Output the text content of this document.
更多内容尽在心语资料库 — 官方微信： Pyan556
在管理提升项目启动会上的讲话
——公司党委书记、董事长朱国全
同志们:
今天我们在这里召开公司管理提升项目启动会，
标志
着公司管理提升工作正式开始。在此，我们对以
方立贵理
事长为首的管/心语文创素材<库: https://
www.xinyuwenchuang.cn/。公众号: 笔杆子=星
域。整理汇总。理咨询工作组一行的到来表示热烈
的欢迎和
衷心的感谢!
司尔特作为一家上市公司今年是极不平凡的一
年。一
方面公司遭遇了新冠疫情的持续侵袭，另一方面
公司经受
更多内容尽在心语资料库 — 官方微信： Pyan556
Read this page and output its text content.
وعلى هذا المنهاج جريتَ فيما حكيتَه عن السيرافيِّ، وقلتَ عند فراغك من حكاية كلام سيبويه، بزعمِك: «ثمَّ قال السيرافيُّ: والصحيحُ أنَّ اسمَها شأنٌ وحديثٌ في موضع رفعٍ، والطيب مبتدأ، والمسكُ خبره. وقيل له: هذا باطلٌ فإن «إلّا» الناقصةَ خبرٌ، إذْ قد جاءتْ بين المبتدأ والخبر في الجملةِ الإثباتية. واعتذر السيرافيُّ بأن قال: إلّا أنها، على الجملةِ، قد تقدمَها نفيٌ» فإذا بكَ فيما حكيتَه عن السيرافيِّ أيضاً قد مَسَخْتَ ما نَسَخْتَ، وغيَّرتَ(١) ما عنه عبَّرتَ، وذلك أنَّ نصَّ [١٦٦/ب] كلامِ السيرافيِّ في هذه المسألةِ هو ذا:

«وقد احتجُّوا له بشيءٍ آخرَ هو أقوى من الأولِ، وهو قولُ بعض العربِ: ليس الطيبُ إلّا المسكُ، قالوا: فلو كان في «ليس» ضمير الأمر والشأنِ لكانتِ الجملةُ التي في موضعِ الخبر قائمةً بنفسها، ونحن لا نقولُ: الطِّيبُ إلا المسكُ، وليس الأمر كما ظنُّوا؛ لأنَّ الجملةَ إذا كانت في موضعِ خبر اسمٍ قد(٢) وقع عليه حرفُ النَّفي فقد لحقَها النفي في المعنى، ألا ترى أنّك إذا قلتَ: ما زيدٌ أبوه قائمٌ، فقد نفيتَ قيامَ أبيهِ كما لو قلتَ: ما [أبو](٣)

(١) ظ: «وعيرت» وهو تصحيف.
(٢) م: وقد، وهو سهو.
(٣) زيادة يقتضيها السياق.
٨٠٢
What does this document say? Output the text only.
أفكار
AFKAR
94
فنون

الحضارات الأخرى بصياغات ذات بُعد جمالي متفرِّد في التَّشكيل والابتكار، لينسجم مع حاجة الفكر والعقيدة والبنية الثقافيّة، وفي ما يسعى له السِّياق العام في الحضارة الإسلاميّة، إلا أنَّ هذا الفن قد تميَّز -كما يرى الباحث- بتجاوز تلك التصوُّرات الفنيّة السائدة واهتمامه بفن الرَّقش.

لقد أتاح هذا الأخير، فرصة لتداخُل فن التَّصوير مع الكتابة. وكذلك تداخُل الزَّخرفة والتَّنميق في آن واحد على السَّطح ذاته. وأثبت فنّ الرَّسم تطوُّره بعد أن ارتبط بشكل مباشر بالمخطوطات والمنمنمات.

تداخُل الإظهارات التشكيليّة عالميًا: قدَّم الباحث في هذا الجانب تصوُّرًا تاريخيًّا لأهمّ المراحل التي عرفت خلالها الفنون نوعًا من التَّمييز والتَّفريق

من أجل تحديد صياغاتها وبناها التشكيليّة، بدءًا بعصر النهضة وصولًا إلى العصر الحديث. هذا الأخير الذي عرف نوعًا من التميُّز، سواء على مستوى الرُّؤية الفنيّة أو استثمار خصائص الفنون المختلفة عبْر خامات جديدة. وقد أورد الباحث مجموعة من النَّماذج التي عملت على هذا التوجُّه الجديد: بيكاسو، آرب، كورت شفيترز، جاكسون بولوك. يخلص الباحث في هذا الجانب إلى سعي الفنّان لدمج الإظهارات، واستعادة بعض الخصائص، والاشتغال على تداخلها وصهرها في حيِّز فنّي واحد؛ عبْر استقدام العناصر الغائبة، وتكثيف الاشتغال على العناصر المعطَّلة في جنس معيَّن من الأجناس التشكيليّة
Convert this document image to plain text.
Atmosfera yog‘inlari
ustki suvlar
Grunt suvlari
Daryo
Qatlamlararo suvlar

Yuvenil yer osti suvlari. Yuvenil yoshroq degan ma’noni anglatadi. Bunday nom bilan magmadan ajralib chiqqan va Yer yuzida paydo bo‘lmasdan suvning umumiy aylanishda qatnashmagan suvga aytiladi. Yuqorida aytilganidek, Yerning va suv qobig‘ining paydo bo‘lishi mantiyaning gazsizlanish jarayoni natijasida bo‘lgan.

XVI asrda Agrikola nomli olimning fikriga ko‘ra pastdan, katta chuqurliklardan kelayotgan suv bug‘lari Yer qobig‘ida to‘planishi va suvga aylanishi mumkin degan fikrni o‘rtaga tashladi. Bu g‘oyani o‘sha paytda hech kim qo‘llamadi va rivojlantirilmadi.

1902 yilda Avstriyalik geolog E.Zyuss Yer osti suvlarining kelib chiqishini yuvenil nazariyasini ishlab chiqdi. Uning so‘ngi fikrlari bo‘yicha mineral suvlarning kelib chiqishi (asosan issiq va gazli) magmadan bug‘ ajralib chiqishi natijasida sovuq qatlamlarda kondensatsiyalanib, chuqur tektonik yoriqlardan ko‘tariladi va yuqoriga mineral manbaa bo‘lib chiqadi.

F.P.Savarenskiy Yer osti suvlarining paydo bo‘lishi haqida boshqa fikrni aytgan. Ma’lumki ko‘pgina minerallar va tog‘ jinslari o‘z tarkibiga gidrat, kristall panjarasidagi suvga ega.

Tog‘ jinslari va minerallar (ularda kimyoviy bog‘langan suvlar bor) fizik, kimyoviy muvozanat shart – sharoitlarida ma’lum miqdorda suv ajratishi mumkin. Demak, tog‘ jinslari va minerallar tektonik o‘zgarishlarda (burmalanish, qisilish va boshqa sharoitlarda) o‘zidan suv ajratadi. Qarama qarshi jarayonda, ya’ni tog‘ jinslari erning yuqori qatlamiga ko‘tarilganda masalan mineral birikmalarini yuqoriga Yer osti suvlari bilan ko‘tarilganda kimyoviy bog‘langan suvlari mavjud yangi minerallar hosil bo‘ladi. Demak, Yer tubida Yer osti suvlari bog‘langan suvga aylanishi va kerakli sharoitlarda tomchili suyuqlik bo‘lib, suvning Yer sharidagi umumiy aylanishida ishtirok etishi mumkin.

::::

▶ **Challenge**: Identify the lines that contain the string "الفني", and copy every one of them.

▶ **Solution**:
الحضارات الأخرى بصياغات ذات بُعد جمالي متفرِّد في التَّشكيل والابتكار، لينسجم مع حاجة الفكر والعقيدة والبنية الثقافيّة، وفي ما يسعى له السِّياق العام في الحضارة الإسلاميّة، إلا أنَّ هذا الفن قد تميَّز -كما يرى الباحث- بتجاوز تلك التصوُّرات الفنيّة السائدة واهتمامه بفن الرَّقش.
من أجل تحديد صياغاتها وبناها التشكيليّة، بدءًا بعصر النهضة وصولًا إلى العصر الحديث. هذا الأخير الذي عرف نوعًا من التميُّز، سواء على مستوى الرُّؤية الفنيّة أو استثمار خصائص الفنون المختلفة عبْر خامات جديدة. وقد أورد الباحث مجموعة من النَّماذج التي عملت على هذا التوجُّه الجديد: بيكاسو، آرب، كورت شفيترز، جاكسون بولوك. يخلص الباحث في هذا الجانب إلى سعي الفنّان لدمج الإظهارات، واستعادة بعض الخصائص، والاشتغال على تداخلها وصهرها في حيِّز فنّي واحد؛ عبْر استقدام العناصر الغائبة، وتكثيف الاشتغال على العناصر المعطَّلة في جنس معيَّن من الأجناس التشكيليّة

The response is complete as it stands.